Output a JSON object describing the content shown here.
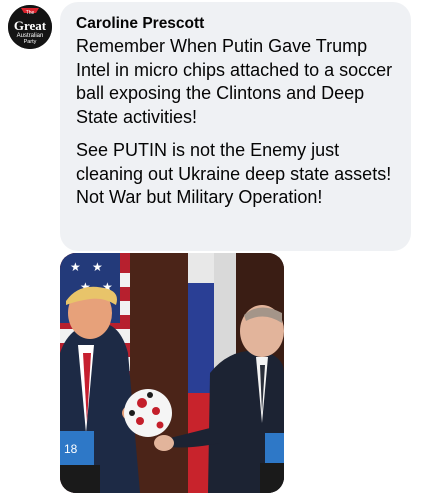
{
  "avatar": {
    "icon": "great-australian-party-logo-icon",
    "logo_text": [
      "The",
      "Great",
      "Australian",
      "Party"
    ]
  },
  "comment": {
    "author": "Caroline Prescott",
    "paragraphs": [
      "Remember When Putin Gave Trump Intel in micro chips attached to a soccer ball exposing the Clintons and Deep State activities!",
      "See PUTIN is not the Enemy just cleaning out Ukraine deep state assets! Not War but Military Operation!"
    ]
  },
  "photo": {
    "icon": "attached-photo",
    "podium_text": "18"
  },
  "colors": {
    "bubble_bg": "#eff1f4",
    "text": "#050505",
    "logo_red": "#d9232e"
  }
}
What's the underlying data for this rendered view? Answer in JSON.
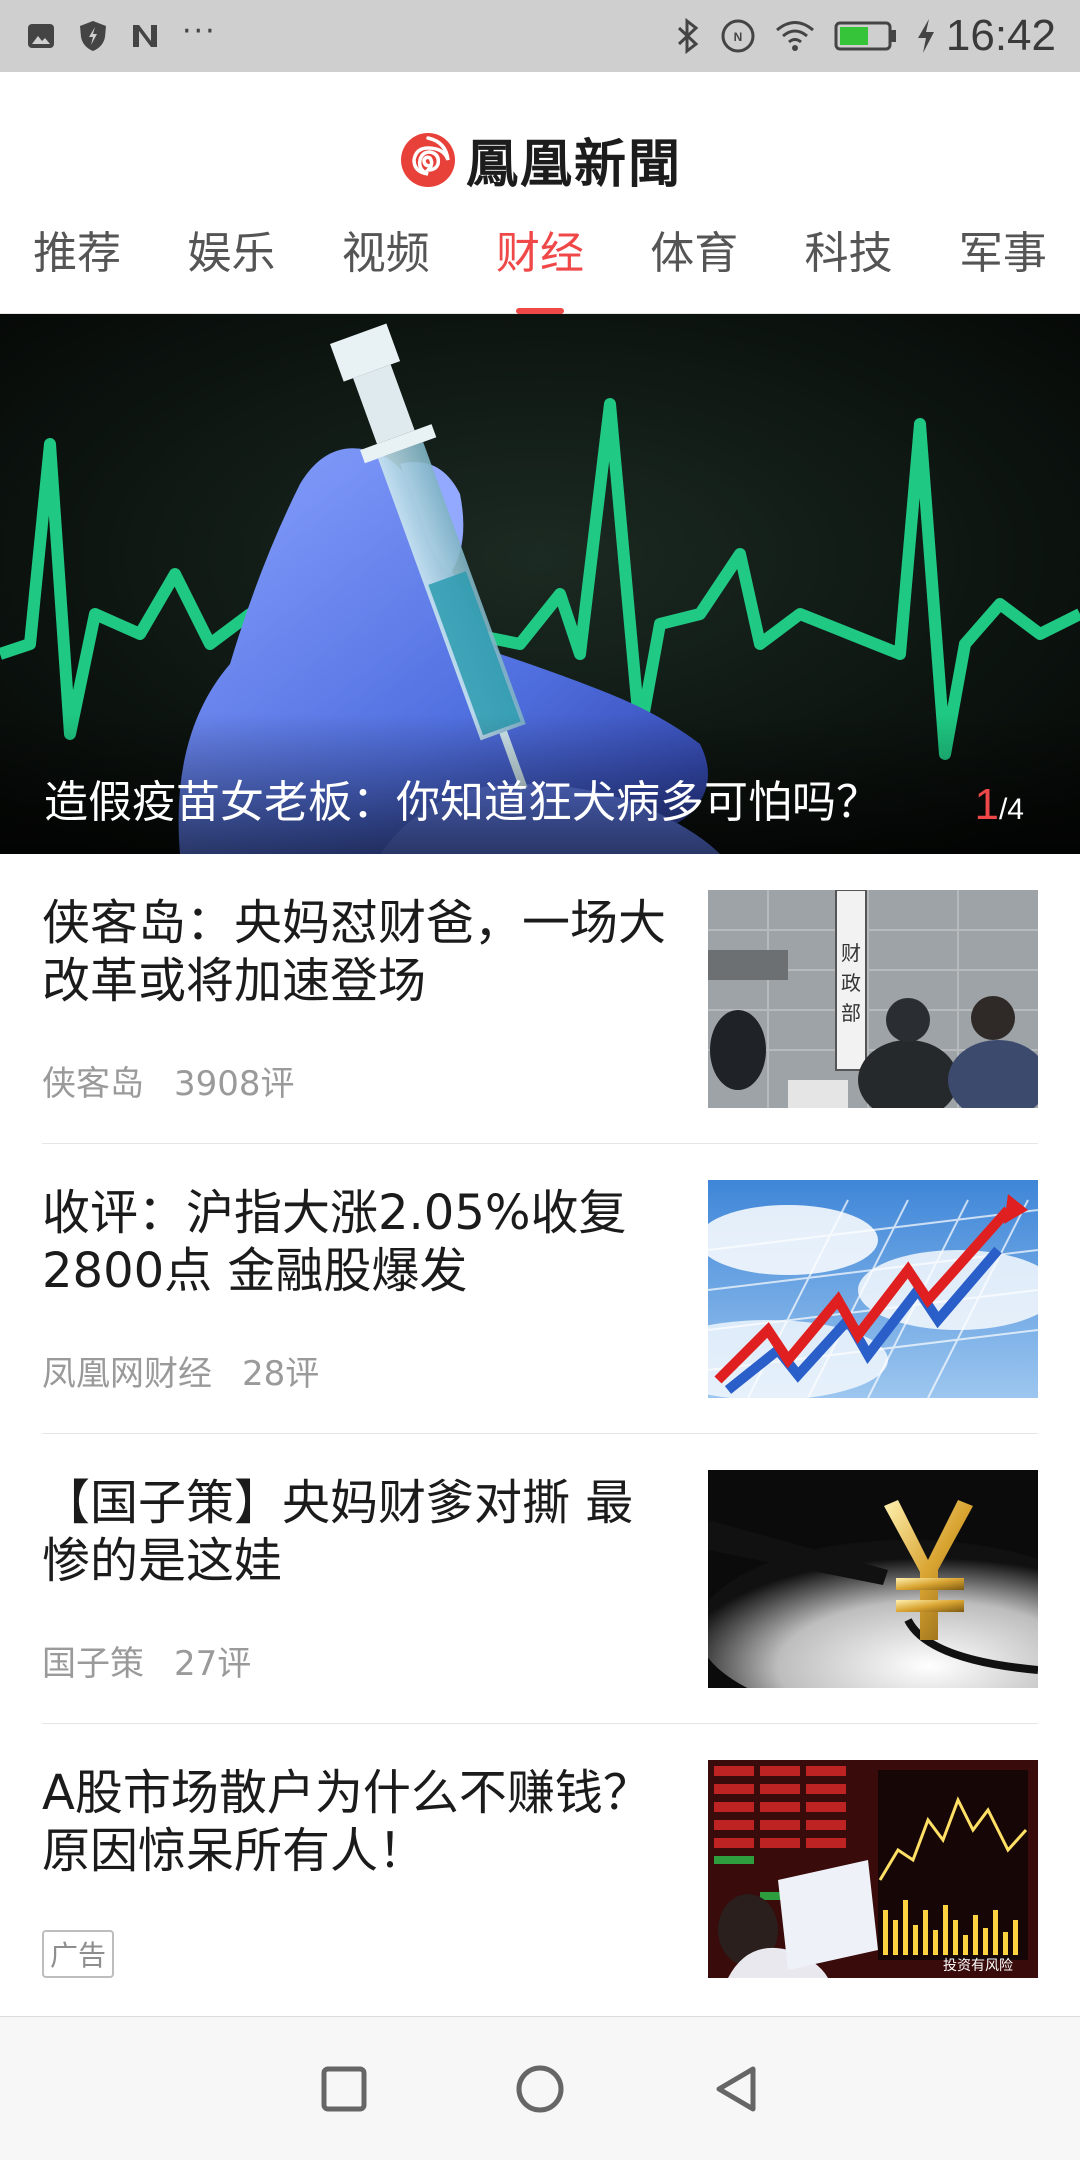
{
  "status_bar": {
    "time": "16:42",
    "left_icons": [
      "image-icon",
      "shield-icon",
      "n-icon",
      "more-icon"
    ],
    "more_text": "···",
    "right_icons": [
      "bluetooth-icon",
      "nfc-icon",
      "wifi-icon",
      "battery-icon",
      "charging-icon"
    ],
    "battery_level": 0.6
  },
  "header": {
    "title": "鳳凰新聞",
    "logo": "phoenix-logo-icon",
    "accent_color": "#f04848"
  },
  "tabs": [
    {
      "label": "推荐",
      "active": false
    },
    {
      "label": "娱乐",
      "active": false
    },
    {
      "label": "视频",
      "active": false
    },
    {
      "label": "财经",
      "active": true
    },
    {
      "label": "体育",
      "active": false
    },
    {
      "label": "科技",
      "active": false
    },
    {
      "label": "军事",
      "active": false
    }
  ],
  "hero": {
    "caption": "造假疫苗女老板：你知道狂犬病多可怕吗？",
    "counter_current": "1",
    "counter_total": "/4",
    "image": "syringe-heartbeat-image"
  },
  "news": [
    {
      "title": "侠客岛：央妈怼财爸，一场大改革或将加速登场",
      "source": "侠客岛",
      "comments": "3908评",
      "image": "ministry-of-finance-photo",
      "sign_text": "财政部"
    },
    {
      "title": "收评：沪指大涨2.05%收复2800点 金融股爆发",
      "source": "凤凰网财经",
      "comments": "28评",
      "image": "rising-chart-arrow-photo"
    },
    {
      "title": "【国子策】央妈财爹对撕 最惨的是这娃",
      "source": "国子策",
      "comments": "27评",
      "image": "golden-yuan-symbol-photo"
    },
    {
      "title": "A股市场散户为什么不赚钱？原因惊呆所有人！",
      "ad_label": "广告",
      "image": "stock-market-screen-photo",
      "image_caption": "投资有风险"
    }
  ],
  "nav_bar": {
    "buttons": [
      "recent-apps-icon",
      "home-icon",
      "back-icon"
    ]
  }
}
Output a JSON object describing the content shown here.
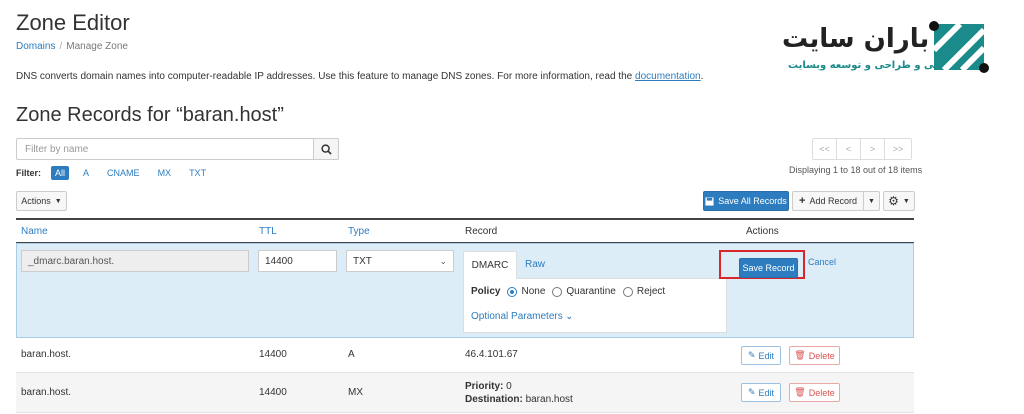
{
  "page": {
    "title": "Zone Editor",
    "breadcrumb": [
      "Domains",
      "Manage Zone"
    ],
    "intro_text": "DNS converts domain names into computer-readable IP addresses. Use this feature to manage DNS zones. For more information, read the",
    "intro_link": "documentation",
    "intro_end": "."
  },
  "logo": {
    "title": "باران سایت",
    "subtitle": "میزبانی و طراحی و توسعه وبسایت",
    "accent_color": "#1a8a8a"
  },
  "zone": {
    "heading": "Zone Records for “baran.host”",
    "filter_placeholder": "Filter by name",
    "filter_label": "Filter:",
    "filter_types": [
      "All",
      "A",
      "CNAME",
      "MX",
      "TXT"
    ],
    "active_filter": "All",
    "pager": [
      "<<",
      "<",
      ">",
      ">>"
    ],
    "pager_info": "Displaying 1 to 18 out of 18 items"
  },
  "toolbar": {
    "actions_label": "Actions",
    "save_all_label": "Save All Records",
    "add_record_label": "Add Record"
  },
  "columns": {
    "name": "Name",
    "ttl": "TTL",
    "type": "Type",
    "record": "Record",
    "actions": "Actions"
  },
  "edit_row": {
    "name": "_dmarc.baran.host.",
    "ttl": "14400",
    "type": "TXT",
    "tabs": [
      "DMARC",
      "Raw"
    ],
    "policy_label": "Policy",
    "policy_options": [
      "None",
      "Quarantine",
      "Reject"
    ],
    "policy_selected": "None",
    "optional_label": "Optional Parameters",
    "save_label": "Save Record",
    "cancel_label": "Cancel",
    "highlight_color": "#d9262c"
  },
  "rows": [
    {
      "name": "baran.host.",
      "ttl": "14400",
      "type": "A",
      "record": "46.4.101.67",
      "edit": "Edit",
      "delete": "Delete"
    },
    {
      "name": "baran.host.",
      "ttl": "14400",
      "type": "MX",
      "priority_label": "Priority:",
      "priority": "0",
      "destination_label": "Destination:",
      "destination": "baran.host",
      "edit": "Edit",
      "delete": "Delete"
    }
  ],
  "colors": {
    "primary": "#2d7cbf",
    "danger": "#d9534f",
    "edit_bg": "#dcedf8"
  }
}
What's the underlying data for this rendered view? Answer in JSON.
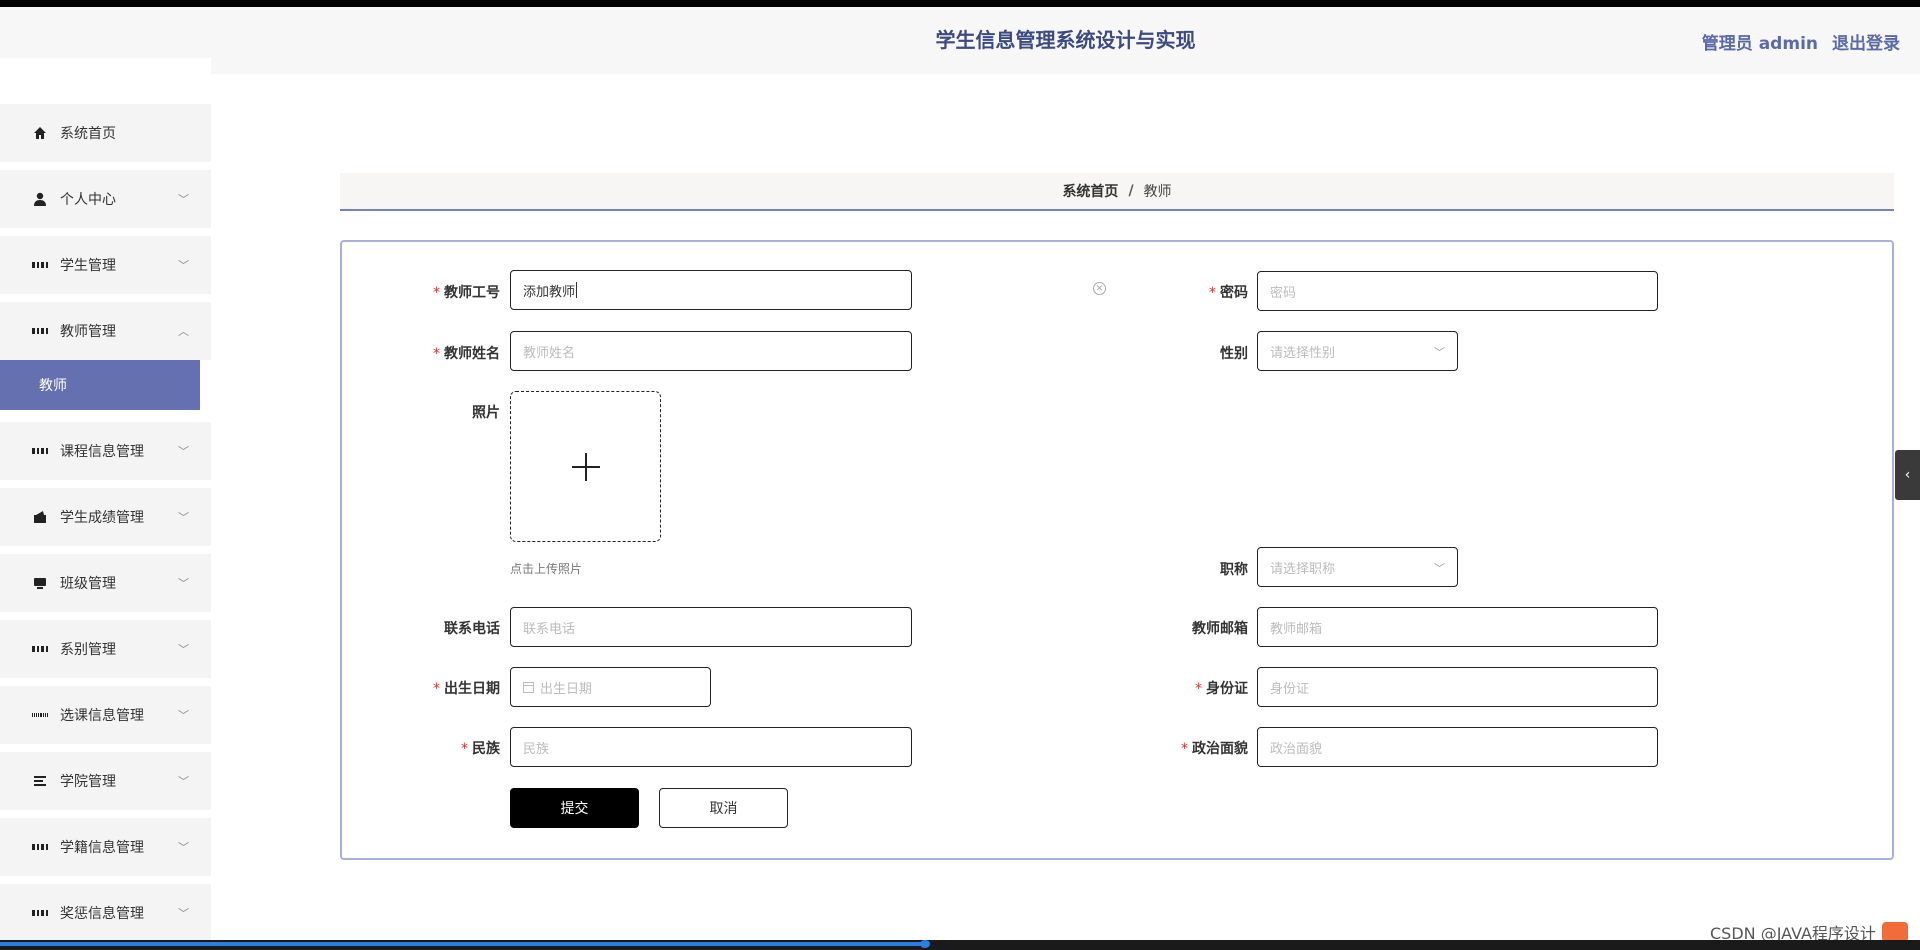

- - - - - - -

Above are the records. Identify each line that contains the word "comments".

      "comments": "3908评",
      "comments": "28评",
      "comments": "27评",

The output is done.